DATA FOR THE TASK:
------------------------------

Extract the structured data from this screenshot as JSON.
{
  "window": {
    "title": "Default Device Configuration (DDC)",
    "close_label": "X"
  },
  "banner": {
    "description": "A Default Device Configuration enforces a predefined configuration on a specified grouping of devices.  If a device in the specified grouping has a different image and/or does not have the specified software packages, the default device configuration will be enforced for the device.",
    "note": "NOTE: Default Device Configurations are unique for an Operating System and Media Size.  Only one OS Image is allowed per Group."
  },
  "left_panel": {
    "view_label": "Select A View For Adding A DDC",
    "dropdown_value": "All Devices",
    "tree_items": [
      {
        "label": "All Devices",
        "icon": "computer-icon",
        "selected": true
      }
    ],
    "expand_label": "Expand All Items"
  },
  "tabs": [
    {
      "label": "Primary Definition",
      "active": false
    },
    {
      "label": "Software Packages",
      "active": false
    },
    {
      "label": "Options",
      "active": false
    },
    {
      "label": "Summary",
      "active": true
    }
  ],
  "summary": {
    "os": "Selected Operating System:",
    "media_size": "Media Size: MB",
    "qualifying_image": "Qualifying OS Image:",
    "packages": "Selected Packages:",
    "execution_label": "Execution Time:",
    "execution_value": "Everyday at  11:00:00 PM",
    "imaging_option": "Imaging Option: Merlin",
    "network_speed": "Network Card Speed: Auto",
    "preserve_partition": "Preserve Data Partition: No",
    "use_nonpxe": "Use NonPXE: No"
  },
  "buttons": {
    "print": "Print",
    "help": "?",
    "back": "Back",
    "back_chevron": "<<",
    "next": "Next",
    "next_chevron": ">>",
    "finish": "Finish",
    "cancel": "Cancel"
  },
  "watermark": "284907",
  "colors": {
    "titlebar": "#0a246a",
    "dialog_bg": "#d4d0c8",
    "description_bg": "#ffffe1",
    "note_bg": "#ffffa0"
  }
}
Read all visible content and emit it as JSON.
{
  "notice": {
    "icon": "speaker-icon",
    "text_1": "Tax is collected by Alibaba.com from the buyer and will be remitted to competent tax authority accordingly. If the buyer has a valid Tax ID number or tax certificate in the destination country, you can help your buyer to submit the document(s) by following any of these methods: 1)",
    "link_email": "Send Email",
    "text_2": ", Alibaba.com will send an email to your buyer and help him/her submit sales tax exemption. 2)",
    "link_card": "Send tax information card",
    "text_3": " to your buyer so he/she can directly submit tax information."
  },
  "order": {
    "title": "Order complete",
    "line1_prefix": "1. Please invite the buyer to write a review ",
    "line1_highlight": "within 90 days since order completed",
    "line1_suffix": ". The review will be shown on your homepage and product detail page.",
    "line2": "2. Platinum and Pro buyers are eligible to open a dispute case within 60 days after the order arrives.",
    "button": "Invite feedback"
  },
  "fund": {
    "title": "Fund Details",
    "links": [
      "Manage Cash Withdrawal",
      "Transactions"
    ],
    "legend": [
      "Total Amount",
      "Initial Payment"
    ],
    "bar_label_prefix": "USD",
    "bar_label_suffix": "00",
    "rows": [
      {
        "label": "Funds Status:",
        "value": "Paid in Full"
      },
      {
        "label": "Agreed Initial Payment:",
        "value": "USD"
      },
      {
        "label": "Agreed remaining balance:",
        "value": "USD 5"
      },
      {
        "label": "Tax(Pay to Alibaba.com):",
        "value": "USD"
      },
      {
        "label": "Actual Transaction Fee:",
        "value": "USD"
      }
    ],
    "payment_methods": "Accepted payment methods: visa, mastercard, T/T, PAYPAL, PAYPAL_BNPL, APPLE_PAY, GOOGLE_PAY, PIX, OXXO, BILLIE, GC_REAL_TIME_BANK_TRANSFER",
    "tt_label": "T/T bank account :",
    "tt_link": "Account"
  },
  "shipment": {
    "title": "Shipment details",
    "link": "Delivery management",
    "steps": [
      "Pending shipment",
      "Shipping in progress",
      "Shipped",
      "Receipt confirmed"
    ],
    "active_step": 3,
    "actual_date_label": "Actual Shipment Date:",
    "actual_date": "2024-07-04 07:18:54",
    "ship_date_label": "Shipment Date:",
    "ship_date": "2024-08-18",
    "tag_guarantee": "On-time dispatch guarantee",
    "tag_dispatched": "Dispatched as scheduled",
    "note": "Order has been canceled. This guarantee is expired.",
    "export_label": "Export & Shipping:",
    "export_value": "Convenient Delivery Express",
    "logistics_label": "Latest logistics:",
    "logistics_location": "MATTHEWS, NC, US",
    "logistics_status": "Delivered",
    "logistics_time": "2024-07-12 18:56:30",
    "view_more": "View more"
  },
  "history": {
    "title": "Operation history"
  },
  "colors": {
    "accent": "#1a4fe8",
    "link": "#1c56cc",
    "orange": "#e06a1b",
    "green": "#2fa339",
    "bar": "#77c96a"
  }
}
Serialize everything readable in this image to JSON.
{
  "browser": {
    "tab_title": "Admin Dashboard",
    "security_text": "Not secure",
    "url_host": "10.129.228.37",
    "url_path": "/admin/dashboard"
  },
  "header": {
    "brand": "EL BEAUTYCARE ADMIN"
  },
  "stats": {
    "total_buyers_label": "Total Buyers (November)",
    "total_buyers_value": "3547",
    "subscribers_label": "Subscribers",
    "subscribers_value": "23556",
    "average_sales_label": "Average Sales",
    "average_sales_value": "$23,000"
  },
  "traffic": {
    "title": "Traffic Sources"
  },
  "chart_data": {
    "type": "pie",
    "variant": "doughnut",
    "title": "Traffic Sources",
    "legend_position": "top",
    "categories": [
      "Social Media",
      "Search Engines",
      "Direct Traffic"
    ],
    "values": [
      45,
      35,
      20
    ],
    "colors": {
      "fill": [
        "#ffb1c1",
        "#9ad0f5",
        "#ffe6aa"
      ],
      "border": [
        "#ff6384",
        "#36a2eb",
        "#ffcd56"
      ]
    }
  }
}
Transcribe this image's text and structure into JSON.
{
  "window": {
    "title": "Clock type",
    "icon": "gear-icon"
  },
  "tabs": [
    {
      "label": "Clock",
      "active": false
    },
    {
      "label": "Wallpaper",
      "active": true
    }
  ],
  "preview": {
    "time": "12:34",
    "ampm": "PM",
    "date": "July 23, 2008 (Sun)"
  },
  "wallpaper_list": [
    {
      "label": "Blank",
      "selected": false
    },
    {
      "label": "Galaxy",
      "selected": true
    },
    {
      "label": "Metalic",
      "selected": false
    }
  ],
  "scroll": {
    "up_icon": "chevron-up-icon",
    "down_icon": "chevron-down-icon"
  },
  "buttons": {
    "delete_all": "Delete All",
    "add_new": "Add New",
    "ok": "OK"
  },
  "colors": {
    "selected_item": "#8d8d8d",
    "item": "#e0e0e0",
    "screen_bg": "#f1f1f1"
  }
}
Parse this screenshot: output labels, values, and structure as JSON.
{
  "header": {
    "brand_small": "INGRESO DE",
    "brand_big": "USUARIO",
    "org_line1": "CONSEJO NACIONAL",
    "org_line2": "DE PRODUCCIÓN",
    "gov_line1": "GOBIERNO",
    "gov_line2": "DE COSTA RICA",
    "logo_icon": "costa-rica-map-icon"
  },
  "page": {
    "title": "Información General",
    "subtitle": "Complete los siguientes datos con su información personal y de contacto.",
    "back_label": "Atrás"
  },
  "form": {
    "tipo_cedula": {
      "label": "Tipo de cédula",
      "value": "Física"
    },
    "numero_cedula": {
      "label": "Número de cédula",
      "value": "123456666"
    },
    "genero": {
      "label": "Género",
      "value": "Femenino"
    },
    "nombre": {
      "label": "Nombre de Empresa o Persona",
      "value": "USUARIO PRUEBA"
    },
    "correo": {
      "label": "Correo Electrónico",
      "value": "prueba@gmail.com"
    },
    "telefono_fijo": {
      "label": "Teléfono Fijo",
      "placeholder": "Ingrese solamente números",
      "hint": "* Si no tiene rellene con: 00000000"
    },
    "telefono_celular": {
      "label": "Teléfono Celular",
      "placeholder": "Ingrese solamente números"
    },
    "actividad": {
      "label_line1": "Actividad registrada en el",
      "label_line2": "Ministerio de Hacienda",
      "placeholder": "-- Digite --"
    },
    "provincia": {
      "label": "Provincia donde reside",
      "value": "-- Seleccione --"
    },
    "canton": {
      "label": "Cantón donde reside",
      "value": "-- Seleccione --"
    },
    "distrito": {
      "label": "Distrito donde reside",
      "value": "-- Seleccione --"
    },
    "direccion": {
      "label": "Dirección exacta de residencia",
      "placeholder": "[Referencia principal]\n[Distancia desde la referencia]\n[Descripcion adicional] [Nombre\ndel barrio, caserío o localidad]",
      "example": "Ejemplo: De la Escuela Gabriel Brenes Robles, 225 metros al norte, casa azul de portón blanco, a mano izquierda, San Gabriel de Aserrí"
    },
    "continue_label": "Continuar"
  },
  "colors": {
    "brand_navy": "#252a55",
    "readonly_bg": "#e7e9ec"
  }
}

------------------------------

Scan the listing above. Gather each line that contains the word "Shipping".

      "Shipping in progress",
    "export_label": "Export & Shipping:",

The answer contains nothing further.